## PROBLEMS TO SOLVE
(1) In the release workflow text, rewrite the part that opens with the words containing "- Windows (x86_64, aarch64)" and closes with "the workflow completes.", changing "Verify" to "Confirm".
(2) Write the next part of the release workflow text, picking up after its final line.

Begin TEXT TO READ

3. **Release workflow runs automatically** on the tag push (see [.github/workflows/release.yml]https://github.com/eddiethedean/robin-sparkless/blob/main/.github/workflows/release.yml):

   - Rust checks:
     - Format check, Clippy (workspace), `cargo audit`, `cargo deny`
     - Build and tests for the whole workspace
     - `cargo doc --workspace`
   - Crates.io publish (Rust) in dependency order:
     1. `spark-sql-parser`
     2. `robin-sparkless-core`
     3. `robin-sparkless-polars`
     4. `robin-sparkless`
   - Python checks:
     - Mypy over the Python sources
     - Build per-OS wheels for the native extension (Ubuntu, macOS, Windows)
     - Python smoke tests + fast pytest subset against the built wheel across a Python version/OS matrix
   - PyPI publish (Python):
     - `sparkless` wheels and sdist are published to PyPI for:
       - manylinux x86_64 + sdist
       - manylinux aarch64
       - musllinux x86_64
       - musllinux aarch64
       - macOS (x86_64-apple-darwin, aarch64-apple-darwin)
       - Windows (x86_64, aarch64)

4. **Verify**:
   - Rust:
     - [crates.io/crates/robin-sparkless]https://crates.io/crates/robin-sparkless
     - [robin-sparkless-core]https://crates.io/crates/robin-sparkless-core
     - [robin-sparkless-polars]https://crates.io/crates/robin-sparkless-polars
     - [spark-sql-parser]https://crates.io/crates/spark-sql-parser
     - Their docs on docs.rs after the workflow completes.

End TEXT TO READ
Begin SUPPLIED DATA

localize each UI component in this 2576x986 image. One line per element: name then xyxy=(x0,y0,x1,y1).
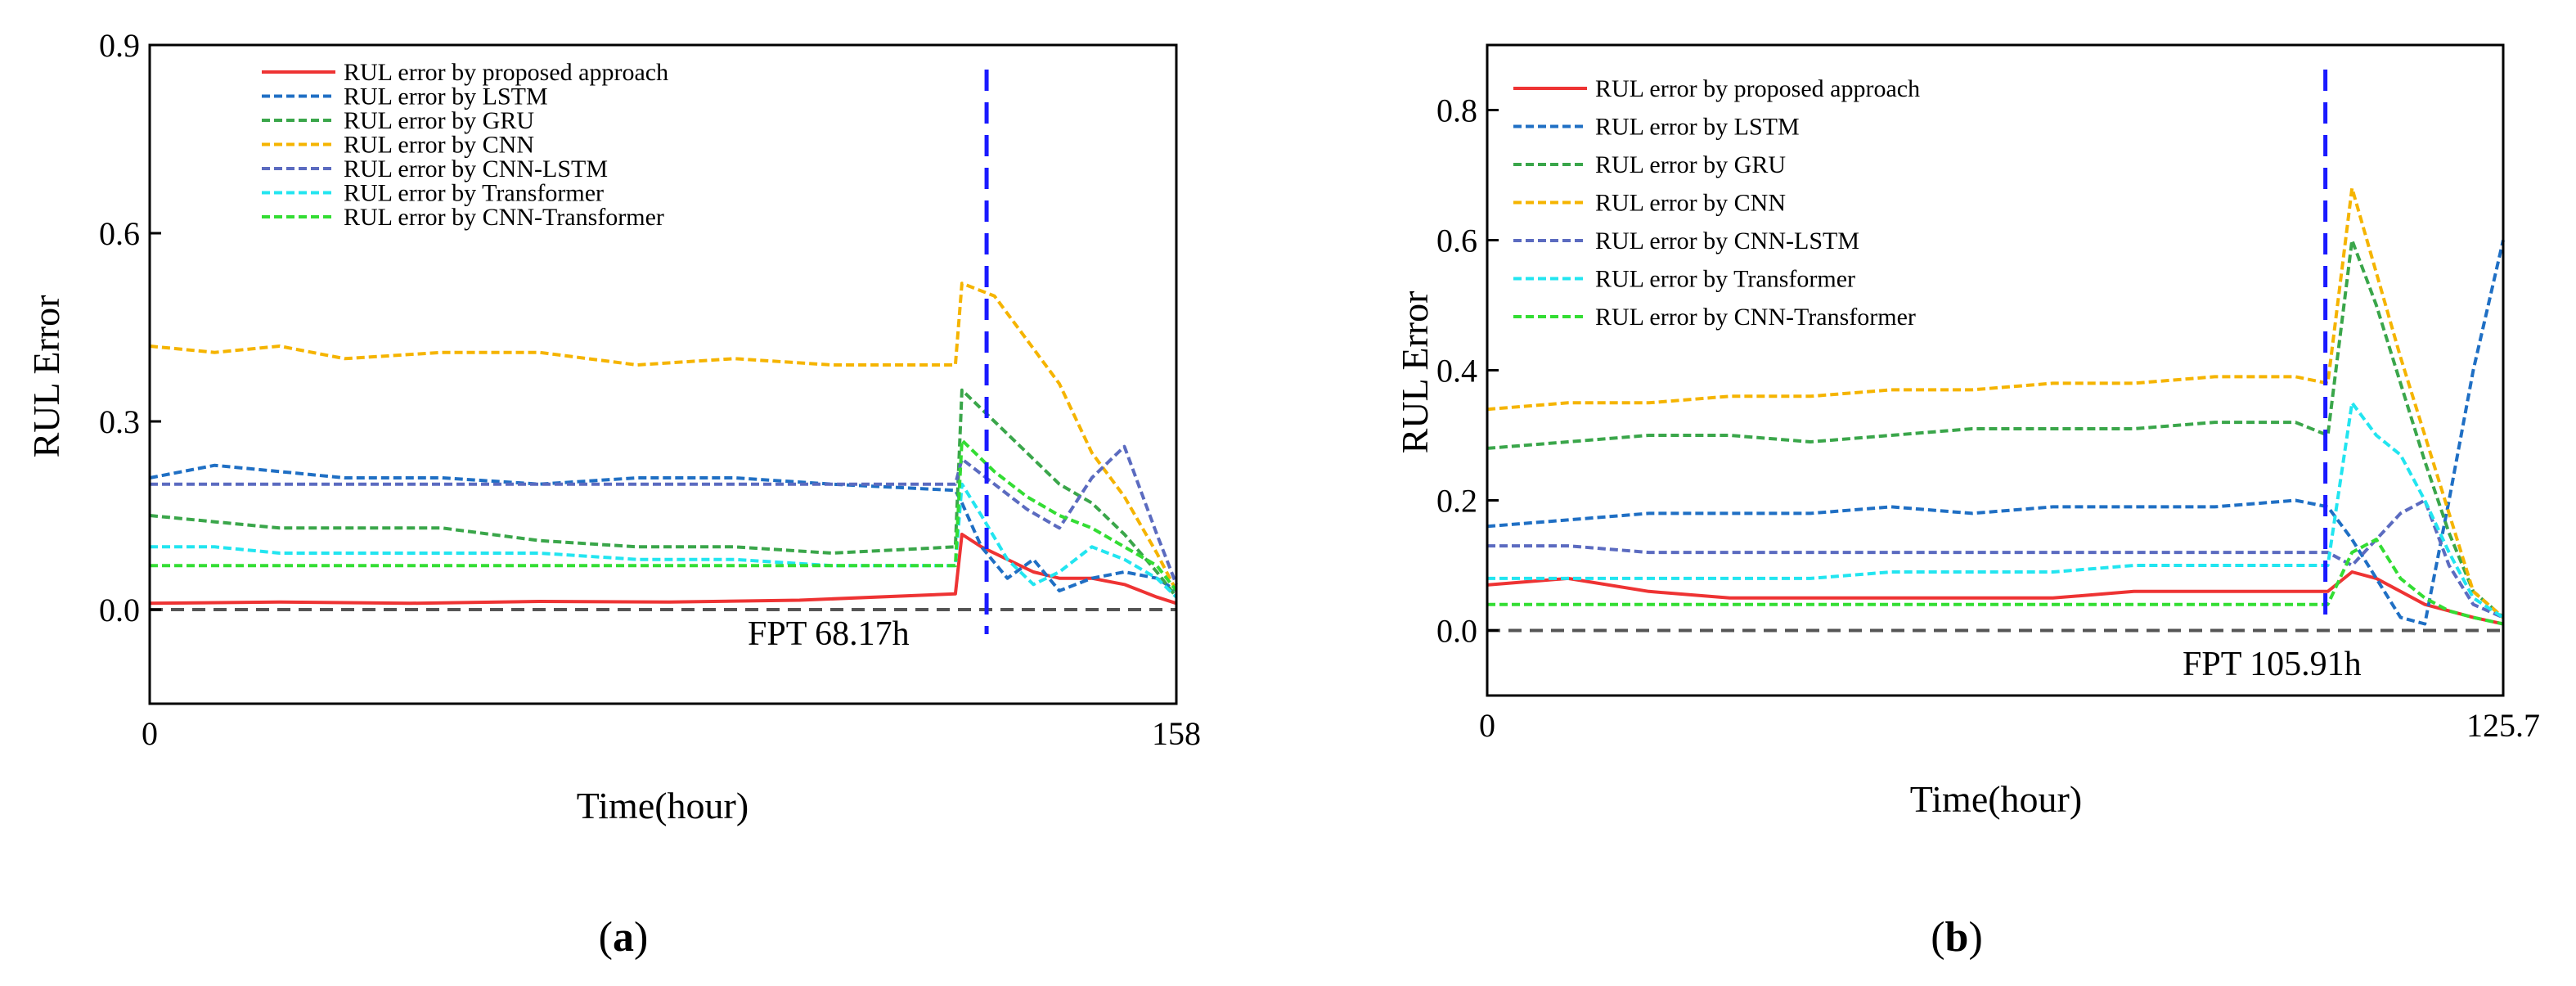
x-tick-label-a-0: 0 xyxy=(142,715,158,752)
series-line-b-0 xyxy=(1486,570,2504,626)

End SUPPLIED DATA

## RESPONSES TO THE TASKS
(1)
- Windows (x86_64, aarch64)

4. **Confirm**:
   - Rust:
     - [crates.io/crates/robin-sparkless]https://crates.io/crates/robin-sparkless
     - [robin-sparkless-core]https://crates.io/crates/robin-sparkless-core
     - [robin-sparkless-polars]https://crates.io/crates/robin-sparkless-polars
     - [spark-sql-parser]https://crates.io/crates/spark-sql-parser
     - Their docs on docs.rs after the workflow completes.

(2)
   - Python:
     - [pypi.org/project/sparkless]https://pypi.org/project/sparkless/
     - `pip install sparkless==X.Y.Z` in a clean virtualenv and a quick `from sparkless.sql import SparkSession` smoke test.

## Version policy

  - Tags must match the version in the root `Cargo.toml` (e.g. tag `vX.Y.Z` only when root and both crates have `version = "X.Y.Z"`).
- Do not re-tag or overwrite tags; crates.io does not allow republishing the same version.
- The three robin-sparkless crates are published with the same version number so that the main crate can depend on `robin-sparkless-core = "4"` and `robin-sparkless-polars = "4"` and resolve to the matching v4 release. `spark-sql-parser` may use a separate version (e.g. `0.x.y`).

## Manual publish (optional)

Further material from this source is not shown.